**WHAT THIS TASK INVOLVES**
Reproduce every entry exactly as shown.

**GIVEN DATA**
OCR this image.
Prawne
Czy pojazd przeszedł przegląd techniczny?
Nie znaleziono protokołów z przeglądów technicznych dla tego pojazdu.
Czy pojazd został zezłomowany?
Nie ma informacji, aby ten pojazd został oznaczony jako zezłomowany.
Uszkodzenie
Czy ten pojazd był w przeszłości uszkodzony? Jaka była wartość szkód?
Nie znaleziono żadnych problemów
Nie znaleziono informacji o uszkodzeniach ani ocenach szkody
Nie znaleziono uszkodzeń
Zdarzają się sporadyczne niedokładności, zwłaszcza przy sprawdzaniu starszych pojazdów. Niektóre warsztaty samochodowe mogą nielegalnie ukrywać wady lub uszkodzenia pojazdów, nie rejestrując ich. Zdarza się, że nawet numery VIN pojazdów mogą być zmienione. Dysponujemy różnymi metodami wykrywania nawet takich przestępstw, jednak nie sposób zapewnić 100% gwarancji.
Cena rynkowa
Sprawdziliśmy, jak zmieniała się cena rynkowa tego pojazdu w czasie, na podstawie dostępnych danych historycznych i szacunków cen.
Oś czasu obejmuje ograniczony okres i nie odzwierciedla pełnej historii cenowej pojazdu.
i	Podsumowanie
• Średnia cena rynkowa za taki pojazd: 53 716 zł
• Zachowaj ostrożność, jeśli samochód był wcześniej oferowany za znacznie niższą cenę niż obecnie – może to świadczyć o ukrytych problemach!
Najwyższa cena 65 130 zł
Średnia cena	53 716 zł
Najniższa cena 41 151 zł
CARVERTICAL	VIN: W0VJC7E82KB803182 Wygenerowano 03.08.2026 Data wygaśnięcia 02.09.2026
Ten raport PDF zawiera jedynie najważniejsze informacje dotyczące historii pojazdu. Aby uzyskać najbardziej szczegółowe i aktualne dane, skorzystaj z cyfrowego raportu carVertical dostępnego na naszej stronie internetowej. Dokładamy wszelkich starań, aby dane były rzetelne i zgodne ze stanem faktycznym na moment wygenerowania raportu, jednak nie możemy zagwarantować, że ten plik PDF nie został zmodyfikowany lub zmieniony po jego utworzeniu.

**EXERCISE RESULT**
OCR this image.
Prawne
Czy pojazd przeszedł przegląd techniczny?
Nie znaleziono protokołów z przeglądów technicznych dla tego pojazdu.
Czy pojazd został zezłomowany?
Nie ma informacji, aby ten pojazd został oznaczony jako zezłomowany.
Uszkodzenie
Czy ten pojazd był w przeszłości uszkodzony? Jaka była wartość szkód?
Nie znaleziono żadnych problemów
Nie znaleziono informacji o uszkodzeniach ani ocenach szkody
Nie znaleziono uszkodzeń
Zdarzają się sporadyczne niedokładności, zwłaszcza przy sprawdzaniu starszych pojazdów. Niektóre warsztaty samochodowe mogą nielegalnie ukrywać wady lub uszkodzenia pojazdów, nie rejestrując ich. Zdarza się, że nawet numery VIN pojazdów mogą być zmienione. Dysponujemy różnymi metodami wykrywania nawet takich przestępstw, jednak nie sposób zapewnić 100% gwarancji.
Cena rynkowa
Sprawdziliśmy, jak zmieniała się cena rynkowa tego pojazdu w czasie, na podstawie dostępnych danych historycznych i szacunków cen.
Oś czasu obejmuje ograniczony okres i nie odzwierciedla pełnej historii cenowej pojazdu.
i	Podsumowanie
• Średnia cena rynkowa za taki pojazd: 53 716 zł
• Zachowaj ostrożność, jeśli samochód był wcześniej oferowany za znacznie niższą cenę niż obecnie – może to świadczyć o ukrytych problemach!
Najwyższa cena 65 130 zł
Średnia cena	53 716 zł
Najniższa cena 41 151 zł
CARVERTICAL	VIN: W0VJC7E82KB803182 Wygenerowano 03.08.2026 Data wygaśnięcia 02.09.2026
Ten raport PDF zawiera jedynie najważniejsze informacje dotyczące historii pojazdu. Aby uzyskać najbardziej szczegółowe i aktualne dane, skorzystaj z cyfrowego raportu carVertical dostępnego na naszej stronie internetowej. Dokładamy wszelkich starań, aby dane były rzetelne i zgodne ze stanem faktycznym na moment wygenerowania raportu, jednak nie możemy zagwarantować, że ten plik PDF nie został zmodyfikowany lub zmieniony po jego utworzeniu.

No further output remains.